Write out all the entries word for word and omit any pictures.
** BEGIN Provided data **
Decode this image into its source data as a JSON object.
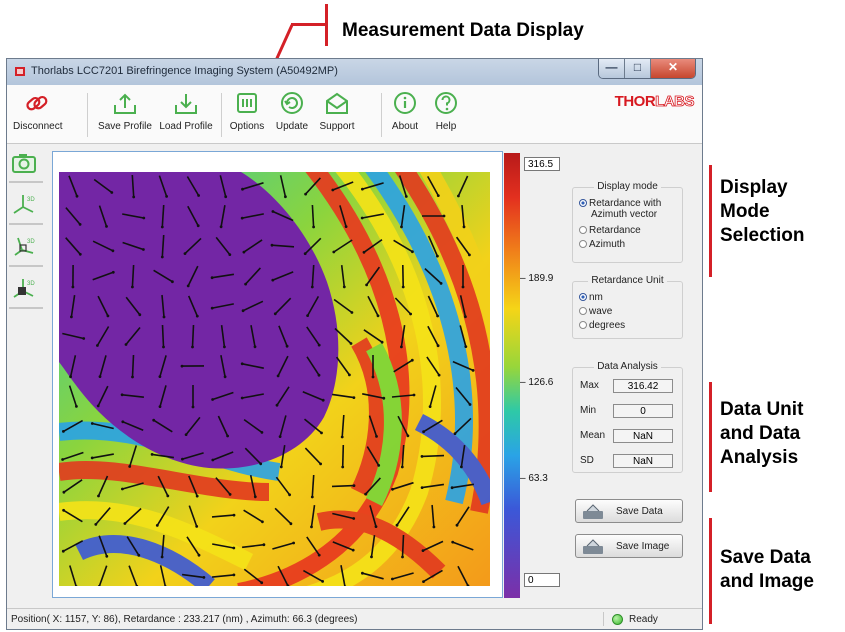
{
  "annotations": {
    "top": "Measurement Data Display",
    "display_mode_lines": [
      "Display",
      "Mode",
      "Selection"
    ],
    "data_unit_lines": [
      "Data Unit",
      "and Data",
      "Analysis"
    ],
    "save_lines": [
      "Save Data",
      "and Image"
    ],
    "color": "#d42027"
  },
  "window": {
    "title": "Thorlabs LCC7201 Birefringence Imaging System (A50492MP)",
    "logo": [
      "THOR",
      "LABS"
    ]
  },
  "toolbar": {
    "disconnect": "Disconnect",
    "save_profile": "Save Profile",
    "load_profile": "Load Profile",
    "options": "Options",
    "update": "Update",
    "support": "Support",
    "about": "About",
    "help": "Help"
  },
  "left_tools": [
    "camera-icon",
    "axes-3d-icon",
    "axes-3d-tilt-icon",
    "cube-3d-icon"
  ],
  "colorbar": {
    "top_value": "316.5",
    "bottom_value": "0",
    "ticks": [
      "189.9",
      "126.6",
      "63.3"
    ],
    "colors": [
      "#b81a1a",
      "#f07f1a",
      "#f5d517",
      "#2ec9a7",
      "#3b58d8",
      "#7c2fa8"
    ]
  },
  "display_mode": {
    "title": "Display mode",
    "options": [
      "Retardance with",
      "Azimuth vector",
      "Retardance",
      "Azimuth"
    ],
    "selected": "Retardance with Azimuth vector"
  },
  "retardance_unit": {
    "title": "Retardance Unit",
    "options": [
      "nm",
      "wave",
      "degrees"
    ],
    "selected": "nm"
  },
  "data_analysis": {
    "title": "Data Analysis",
    "labels": [
      "Max",
      "Min",
      "Mean",
      "SD"
    ],
    "values": [
      "316.42",
      "0",
      "NaN",
      "NaN"
    ]
  },
  "buttons": {
    "save_data": "Save Data",
    "save_image": "Save Image"
  },
  "status": {
    "text": "Position( X: 1157, Y: 86), Retardance : 233.217 (nm) , Azimuth: 66.3 (degrees)",
    "ready": "Ready"
  }
}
** END Provided data **
§ **Output for this task**
Decode this image into its source data as a JSON object.
{
  "annotations": {
    "top": "Measurement Data Display",
    "display_mode_lines": [
      "Display",
      "Mode",
      "Selection"
    ],
    "data_unit_lines": [
      "Data Unit",
      "and Data",
      "Analysis"
    ],
    "save_lines": [
      "Save Data",
      "and Image"
    ],
    "color": "#d42027"
  },
  "window": {
    "title": "Thorlabs LCC7201 Birefringence Imaging System (A50492MP)",
    "logo": [
      "THOR",
      "LABS"
    ]
  },
  "toolbar": {
    "disconnect": "Disconnect",
    "save_profile": "Save Profile",
    "load_profile": "Load Profile",
    "options": "Options",
    "update": "Update",
    "support": "Support",
    "about": "About",
    "help": "Help"
  },
  "left_tools": [
    "camera-icon",
    "axes-3d-icon",
    "axes-3d-tilt-icon",
    "cube-3d-icon"
  ],
  "colorbar": {
    "top_value": "316.5",
    "bottom_value": "0",
    "ticks": [
      "189.9",
      "126.6",
      "63.3"
    ],
    "colors": [
      "#b81a1a",
      "#f07f1a",
      "#f5d517",
      "#2ec9a7",
      "#3b58d8",
      "#7c2fa8"
    ]
  },
  "display_mode": {
    "title": "Display mode",
    "options": [
      "Retardance with",
      "Azimuth vector",
      "Retardance",
      "Azimuth"
    ],
    "selected": "Retardance with Azimuth vector"
  },
  "retardance_unit": {
    "title": "Retardance Unit",
    "options": [
      "nm",
      "wave",
      "degrees"
    ],
    "selected": "nm"
  },
  "data_analysis": {
    "title": "Data Analysis",
    "labels": [
      "Max",
      "Min",
      "Mean",
      "SD"
    ],
    "values": [
      "316.42",
      "0",
      "NaN",
      "NaN"
    ]
  },
  "buttons": {
    "save_data": "Save Data",
    "save_image": "Save Image"
  },
  "status": {
    "text": "Position( X: 1157, Y: 86), Retardance : 233.217 (nm) , Azimuth: 66.3 (degrees)",
    "ready": "Ready"
  }
}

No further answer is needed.